**YOUR INSTRUCTIONS**:
Select from the data all lines with the word "сооружений".

◆ ◆ ◆

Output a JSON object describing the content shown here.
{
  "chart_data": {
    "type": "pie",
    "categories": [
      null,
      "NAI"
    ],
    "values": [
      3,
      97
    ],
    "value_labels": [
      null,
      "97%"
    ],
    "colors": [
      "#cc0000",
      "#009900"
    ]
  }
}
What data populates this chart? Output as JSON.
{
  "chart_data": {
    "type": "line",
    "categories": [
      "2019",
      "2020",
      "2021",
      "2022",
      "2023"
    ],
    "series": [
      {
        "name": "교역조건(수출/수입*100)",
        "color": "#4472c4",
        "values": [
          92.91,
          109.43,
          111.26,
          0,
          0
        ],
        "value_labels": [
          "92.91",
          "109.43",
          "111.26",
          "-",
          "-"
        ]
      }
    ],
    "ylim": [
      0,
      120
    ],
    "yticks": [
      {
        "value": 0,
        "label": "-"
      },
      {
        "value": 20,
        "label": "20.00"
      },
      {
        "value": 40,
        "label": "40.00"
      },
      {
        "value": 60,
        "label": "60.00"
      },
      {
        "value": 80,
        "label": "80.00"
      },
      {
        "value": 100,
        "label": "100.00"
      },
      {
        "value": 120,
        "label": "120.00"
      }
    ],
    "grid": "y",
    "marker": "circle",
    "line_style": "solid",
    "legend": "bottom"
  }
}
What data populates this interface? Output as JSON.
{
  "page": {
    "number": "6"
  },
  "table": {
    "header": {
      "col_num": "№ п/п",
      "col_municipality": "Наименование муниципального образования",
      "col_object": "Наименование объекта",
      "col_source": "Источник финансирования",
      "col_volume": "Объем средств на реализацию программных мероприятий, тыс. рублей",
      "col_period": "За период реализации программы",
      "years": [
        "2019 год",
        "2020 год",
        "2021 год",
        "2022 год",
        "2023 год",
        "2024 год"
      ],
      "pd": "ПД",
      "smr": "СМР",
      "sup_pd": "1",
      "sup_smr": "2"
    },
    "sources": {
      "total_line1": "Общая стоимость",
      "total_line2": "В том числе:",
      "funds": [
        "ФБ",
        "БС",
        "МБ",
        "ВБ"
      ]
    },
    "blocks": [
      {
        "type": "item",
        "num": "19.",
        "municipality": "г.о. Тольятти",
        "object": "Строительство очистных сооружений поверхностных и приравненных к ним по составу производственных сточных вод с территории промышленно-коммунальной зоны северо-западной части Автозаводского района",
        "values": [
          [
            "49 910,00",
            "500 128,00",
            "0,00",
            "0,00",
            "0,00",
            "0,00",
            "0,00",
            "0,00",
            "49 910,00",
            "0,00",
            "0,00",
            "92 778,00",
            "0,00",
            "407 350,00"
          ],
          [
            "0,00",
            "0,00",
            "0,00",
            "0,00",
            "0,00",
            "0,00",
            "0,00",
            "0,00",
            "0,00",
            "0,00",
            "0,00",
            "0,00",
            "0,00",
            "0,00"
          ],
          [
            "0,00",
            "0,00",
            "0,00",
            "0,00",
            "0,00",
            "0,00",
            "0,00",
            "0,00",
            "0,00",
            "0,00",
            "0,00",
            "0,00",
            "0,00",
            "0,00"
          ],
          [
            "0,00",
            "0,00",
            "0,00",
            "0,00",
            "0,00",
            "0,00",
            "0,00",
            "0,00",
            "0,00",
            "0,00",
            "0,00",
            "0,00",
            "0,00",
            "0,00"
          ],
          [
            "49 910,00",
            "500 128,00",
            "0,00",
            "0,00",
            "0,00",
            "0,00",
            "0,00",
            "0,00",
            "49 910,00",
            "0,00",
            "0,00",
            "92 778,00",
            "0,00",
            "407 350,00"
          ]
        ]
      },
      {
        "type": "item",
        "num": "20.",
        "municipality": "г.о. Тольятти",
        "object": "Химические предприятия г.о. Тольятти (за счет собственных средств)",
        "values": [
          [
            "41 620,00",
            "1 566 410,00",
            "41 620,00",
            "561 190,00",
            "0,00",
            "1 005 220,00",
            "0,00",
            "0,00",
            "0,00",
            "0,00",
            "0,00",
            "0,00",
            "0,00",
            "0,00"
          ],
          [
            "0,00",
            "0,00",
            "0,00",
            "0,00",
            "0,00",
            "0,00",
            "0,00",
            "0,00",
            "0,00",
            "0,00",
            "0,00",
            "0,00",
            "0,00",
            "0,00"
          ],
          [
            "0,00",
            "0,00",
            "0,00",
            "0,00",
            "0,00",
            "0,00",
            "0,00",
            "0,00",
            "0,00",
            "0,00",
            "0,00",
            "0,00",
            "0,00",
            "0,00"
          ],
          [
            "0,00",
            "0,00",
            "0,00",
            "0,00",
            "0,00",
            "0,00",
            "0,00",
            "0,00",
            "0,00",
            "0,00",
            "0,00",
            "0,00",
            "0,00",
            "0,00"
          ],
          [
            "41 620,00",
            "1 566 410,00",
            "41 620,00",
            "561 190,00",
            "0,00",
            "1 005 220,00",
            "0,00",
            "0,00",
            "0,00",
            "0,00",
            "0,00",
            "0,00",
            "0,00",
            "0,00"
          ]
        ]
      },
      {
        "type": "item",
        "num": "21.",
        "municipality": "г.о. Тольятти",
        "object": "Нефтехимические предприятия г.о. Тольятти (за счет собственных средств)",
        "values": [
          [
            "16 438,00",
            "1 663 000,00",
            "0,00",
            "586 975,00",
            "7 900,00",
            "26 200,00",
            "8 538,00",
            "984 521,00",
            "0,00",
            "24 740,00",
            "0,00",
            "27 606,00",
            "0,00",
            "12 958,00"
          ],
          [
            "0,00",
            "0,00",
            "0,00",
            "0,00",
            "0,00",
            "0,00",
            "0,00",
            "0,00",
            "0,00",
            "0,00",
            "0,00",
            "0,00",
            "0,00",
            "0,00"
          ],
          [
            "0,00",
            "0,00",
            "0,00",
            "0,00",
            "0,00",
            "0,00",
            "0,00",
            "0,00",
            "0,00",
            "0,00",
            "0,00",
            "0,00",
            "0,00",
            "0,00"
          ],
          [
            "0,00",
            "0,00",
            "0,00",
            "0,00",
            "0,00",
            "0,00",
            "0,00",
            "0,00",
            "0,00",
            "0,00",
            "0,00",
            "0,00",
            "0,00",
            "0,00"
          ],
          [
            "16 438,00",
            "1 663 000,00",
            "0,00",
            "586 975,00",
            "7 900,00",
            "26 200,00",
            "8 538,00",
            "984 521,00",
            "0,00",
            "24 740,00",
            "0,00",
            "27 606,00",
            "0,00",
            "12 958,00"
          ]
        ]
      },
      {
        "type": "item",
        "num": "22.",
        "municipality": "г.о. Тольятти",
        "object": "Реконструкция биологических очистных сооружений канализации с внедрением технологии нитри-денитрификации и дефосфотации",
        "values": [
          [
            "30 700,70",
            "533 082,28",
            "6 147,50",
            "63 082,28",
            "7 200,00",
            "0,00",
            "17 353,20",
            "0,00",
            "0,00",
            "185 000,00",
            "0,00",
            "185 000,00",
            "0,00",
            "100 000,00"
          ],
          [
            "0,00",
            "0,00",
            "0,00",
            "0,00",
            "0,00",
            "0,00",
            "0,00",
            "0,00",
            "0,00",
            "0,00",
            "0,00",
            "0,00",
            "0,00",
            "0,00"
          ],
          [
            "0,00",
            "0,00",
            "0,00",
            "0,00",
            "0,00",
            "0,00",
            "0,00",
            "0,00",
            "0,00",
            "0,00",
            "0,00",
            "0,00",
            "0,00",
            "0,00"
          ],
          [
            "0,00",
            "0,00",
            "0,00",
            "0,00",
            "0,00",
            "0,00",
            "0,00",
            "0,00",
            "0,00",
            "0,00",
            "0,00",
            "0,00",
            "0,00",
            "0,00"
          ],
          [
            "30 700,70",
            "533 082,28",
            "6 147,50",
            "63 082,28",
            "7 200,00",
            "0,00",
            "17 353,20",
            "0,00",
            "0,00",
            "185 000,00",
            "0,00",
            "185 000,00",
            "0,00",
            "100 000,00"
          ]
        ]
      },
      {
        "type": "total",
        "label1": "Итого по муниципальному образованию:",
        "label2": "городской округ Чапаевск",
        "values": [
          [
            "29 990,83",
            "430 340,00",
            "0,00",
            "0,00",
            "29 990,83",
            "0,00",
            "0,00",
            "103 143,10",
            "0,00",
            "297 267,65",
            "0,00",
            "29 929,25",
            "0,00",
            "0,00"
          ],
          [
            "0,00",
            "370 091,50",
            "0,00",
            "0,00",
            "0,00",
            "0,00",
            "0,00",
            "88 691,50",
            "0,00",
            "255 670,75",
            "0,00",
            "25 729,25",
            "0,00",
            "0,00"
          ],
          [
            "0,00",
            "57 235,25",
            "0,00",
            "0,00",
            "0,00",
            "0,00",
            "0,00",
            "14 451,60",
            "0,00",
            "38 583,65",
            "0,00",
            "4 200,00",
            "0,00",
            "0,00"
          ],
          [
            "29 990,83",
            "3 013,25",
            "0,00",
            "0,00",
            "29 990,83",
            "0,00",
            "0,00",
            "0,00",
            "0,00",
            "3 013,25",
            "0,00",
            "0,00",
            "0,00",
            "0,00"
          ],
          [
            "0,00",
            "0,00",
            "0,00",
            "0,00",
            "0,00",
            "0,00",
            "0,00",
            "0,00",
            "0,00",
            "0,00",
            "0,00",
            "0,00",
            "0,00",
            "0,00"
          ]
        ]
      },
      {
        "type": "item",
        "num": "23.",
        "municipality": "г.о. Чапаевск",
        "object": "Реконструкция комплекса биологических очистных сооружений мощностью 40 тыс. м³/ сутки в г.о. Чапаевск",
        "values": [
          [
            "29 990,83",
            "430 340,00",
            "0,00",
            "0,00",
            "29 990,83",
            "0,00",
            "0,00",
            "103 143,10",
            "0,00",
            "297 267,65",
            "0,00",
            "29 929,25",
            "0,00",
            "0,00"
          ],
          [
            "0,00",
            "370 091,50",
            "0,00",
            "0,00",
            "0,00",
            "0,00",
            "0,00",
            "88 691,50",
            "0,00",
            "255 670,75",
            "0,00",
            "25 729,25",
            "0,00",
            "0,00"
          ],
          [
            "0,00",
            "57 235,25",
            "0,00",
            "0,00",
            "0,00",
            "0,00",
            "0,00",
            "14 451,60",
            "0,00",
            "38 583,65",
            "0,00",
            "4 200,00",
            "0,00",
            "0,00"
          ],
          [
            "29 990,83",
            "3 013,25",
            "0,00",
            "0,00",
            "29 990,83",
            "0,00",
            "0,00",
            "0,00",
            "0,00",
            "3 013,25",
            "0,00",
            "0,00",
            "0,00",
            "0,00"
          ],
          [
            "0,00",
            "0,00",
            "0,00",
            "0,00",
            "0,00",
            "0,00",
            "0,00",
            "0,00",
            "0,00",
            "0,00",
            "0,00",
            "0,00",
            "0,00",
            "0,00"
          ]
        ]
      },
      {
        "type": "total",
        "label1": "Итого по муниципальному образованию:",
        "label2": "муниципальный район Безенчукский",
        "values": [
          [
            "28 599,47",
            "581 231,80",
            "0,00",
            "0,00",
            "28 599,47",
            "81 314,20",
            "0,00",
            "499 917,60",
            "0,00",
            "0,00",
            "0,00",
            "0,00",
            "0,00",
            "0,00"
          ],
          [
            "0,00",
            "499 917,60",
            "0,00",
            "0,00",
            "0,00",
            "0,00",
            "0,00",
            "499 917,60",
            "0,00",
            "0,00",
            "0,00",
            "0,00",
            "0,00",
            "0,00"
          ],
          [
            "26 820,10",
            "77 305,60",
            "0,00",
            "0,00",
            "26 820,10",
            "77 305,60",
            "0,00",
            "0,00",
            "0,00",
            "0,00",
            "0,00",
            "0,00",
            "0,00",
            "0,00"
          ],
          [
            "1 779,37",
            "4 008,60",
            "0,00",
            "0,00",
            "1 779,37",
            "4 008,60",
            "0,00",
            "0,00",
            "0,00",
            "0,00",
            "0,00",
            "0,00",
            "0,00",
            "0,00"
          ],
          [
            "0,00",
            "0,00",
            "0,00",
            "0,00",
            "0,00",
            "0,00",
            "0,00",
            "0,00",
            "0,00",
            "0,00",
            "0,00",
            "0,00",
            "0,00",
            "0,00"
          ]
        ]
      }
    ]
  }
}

◆ ◆ ◆

**RESPONSE**:
        "object": "Строительство очистных сооружений поверхностных и приравненных к ним по составу производственных сточных вод с территории промышленно-коммунальной зоны северо-западной части Автозаводского района",
        "object": "Реконструкция биологических очистных сооружений канализации с внедрением технологии нитри-денитрификации и дефосфотации",
        "object": "Реконструкция комплекса биологических очистных сооружений мощностью 40 тыс. м³/ сутки в г.о. Чапаевск",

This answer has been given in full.